───── Available records ─────

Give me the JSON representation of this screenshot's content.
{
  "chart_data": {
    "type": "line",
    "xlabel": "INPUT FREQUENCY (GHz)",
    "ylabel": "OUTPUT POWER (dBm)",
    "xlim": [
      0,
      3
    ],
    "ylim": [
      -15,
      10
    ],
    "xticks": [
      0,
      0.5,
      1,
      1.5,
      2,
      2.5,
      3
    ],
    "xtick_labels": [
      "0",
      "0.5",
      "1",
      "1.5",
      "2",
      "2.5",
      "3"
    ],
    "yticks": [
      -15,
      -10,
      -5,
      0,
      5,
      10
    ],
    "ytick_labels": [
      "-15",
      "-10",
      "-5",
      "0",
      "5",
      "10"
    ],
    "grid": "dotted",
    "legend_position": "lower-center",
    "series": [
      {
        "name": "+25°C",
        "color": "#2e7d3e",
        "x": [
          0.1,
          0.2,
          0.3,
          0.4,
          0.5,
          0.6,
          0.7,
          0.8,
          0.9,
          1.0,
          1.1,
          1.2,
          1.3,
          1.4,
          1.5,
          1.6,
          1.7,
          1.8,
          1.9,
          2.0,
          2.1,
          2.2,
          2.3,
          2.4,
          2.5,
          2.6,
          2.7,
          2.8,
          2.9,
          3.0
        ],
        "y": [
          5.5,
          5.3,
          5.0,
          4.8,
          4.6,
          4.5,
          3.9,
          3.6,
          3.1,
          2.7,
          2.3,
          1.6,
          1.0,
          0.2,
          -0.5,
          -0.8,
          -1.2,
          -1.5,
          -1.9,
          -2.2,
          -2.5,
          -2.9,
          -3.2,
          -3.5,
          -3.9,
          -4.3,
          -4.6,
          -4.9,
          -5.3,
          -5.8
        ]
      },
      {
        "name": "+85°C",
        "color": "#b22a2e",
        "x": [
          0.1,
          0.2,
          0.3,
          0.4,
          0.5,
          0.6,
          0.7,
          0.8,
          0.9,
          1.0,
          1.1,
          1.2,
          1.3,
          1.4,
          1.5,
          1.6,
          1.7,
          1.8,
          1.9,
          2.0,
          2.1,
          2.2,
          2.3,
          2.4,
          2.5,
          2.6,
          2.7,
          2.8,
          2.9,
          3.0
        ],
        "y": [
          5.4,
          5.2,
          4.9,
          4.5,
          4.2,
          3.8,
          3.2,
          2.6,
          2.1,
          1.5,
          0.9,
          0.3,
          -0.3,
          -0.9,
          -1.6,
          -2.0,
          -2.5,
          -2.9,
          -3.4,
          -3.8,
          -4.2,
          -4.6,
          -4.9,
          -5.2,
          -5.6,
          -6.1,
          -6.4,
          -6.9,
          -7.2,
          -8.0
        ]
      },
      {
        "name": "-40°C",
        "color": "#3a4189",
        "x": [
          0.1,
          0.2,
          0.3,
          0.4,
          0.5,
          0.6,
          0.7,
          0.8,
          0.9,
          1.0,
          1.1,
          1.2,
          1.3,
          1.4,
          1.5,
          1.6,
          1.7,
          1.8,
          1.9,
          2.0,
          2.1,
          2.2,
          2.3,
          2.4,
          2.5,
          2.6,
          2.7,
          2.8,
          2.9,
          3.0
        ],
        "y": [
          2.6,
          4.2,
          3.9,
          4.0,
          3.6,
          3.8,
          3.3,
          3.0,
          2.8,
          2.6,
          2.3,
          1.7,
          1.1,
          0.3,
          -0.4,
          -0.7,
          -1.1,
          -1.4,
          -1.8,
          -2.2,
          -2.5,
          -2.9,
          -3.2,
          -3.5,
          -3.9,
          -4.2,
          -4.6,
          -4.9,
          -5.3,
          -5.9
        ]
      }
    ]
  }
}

─────

__What is expected__. Find every line in the records above that holds the word "color", and copy each one.

__Final result__.
        "color": "#2e7d3e",
        "color": "#b22a2e",
        "color": "#3a4189",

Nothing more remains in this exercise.